__Dataset rows__.
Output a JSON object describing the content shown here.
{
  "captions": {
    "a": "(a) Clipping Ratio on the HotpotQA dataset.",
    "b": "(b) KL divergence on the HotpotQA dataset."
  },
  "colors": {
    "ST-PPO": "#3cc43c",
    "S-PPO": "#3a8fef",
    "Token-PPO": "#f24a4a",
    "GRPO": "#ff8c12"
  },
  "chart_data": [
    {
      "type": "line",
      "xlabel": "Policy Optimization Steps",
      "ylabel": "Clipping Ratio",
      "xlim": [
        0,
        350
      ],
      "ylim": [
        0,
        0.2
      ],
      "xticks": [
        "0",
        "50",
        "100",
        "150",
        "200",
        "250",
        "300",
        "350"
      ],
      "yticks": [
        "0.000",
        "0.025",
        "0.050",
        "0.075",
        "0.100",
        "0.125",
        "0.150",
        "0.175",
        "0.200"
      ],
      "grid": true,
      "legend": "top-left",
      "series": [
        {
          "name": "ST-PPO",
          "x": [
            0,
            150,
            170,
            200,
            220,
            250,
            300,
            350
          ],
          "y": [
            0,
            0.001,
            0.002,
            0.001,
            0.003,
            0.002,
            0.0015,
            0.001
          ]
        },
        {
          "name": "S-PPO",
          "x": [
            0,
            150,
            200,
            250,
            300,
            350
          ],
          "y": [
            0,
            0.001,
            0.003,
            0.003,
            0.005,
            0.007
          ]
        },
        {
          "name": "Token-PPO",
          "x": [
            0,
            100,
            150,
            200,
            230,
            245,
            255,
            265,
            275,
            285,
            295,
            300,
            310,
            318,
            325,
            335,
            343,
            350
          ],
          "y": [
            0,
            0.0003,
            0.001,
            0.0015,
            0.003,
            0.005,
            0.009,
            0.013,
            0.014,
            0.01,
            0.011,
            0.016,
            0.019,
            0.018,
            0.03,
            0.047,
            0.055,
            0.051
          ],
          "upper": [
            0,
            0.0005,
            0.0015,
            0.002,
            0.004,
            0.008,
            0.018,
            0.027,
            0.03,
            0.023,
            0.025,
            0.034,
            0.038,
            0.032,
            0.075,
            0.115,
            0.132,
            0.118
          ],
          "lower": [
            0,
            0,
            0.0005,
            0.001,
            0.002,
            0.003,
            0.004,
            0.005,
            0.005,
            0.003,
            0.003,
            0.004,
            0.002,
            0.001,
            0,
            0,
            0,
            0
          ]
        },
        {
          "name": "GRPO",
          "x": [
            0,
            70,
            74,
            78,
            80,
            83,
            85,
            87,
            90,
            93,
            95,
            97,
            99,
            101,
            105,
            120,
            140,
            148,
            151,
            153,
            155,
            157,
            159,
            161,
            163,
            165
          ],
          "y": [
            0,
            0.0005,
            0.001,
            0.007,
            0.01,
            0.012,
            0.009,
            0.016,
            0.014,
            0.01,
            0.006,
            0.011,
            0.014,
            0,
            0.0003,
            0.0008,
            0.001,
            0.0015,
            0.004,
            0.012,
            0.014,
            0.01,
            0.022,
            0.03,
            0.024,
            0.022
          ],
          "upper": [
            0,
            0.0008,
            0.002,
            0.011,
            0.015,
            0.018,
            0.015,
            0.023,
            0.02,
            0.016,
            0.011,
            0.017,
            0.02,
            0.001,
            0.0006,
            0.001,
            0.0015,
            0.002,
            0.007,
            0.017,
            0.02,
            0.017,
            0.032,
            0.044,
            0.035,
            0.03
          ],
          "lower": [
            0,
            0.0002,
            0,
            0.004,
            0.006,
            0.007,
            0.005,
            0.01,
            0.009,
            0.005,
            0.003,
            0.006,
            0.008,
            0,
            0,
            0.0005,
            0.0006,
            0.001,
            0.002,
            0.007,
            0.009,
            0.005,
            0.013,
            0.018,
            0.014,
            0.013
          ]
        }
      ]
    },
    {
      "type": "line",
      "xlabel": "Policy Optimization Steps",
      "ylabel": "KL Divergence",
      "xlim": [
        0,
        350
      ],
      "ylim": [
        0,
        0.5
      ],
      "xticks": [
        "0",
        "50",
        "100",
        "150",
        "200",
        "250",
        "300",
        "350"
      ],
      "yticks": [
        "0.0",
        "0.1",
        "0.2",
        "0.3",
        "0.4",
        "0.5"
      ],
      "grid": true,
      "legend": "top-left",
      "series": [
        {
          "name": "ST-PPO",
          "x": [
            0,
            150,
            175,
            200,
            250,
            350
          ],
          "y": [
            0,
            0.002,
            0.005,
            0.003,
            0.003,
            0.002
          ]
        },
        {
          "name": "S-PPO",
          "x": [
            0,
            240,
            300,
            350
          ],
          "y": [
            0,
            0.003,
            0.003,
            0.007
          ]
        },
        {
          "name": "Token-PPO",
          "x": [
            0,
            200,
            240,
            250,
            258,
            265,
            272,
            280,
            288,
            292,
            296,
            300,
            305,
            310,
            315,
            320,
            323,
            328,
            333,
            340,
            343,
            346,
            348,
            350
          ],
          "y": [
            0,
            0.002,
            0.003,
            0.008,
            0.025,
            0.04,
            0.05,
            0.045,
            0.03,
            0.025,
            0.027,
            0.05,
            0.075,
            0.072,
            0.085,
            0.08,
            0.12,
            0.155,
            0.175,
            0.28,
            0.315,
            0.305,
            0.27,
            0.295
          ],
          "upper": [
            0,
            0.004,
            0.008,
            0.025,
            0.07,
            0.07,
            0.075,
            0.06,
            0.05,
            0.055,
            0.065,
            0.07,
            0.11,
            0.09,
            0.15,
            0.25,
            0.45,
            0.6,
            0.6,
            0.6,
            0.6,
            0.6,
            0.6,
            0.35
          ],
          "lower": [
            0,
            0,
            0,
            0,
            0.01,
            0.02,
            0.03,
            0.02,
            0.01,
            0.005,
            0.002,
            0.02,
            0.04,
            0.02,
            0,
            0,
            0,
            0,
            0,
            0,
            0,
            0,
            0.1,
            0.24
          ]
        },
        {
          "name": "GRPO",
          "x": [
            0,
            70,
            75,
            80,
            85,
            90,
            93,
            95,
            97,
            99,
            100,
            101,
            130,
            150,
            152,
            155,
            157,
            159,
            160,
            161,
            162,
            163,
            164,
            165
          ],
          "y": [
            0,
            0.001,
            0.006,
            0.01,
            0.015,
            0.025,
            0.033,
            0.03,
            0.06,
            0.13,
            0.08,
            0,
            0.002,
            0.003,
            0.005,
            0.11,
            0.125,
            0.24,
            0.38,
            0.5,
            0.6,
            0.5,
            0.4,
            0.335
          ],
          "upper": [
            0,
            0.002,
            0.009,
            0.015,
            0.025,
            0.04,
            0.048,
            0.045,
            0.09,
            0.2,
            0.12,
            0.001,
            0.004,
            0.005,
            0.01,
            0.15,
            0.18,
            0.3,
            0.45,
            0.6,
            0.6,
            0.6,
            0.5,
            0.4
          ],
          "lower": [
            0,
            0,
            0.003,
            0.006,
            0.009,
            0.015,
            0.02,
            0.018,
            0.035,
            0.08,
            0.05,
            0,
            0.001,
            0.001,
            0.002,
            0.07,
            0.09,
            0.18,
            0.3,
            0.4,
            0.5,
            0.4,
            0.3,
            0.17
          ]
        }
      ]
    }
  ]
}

__INSTRUCTIONS TO FOLLOW__.
Extract every line containing the string "Ratio" from the material.

__TASK RESULT__.
    "a": "(a) Clipping Ratio on the HotpotQA dataset.",
      "ylabel": "Clipping Ratio",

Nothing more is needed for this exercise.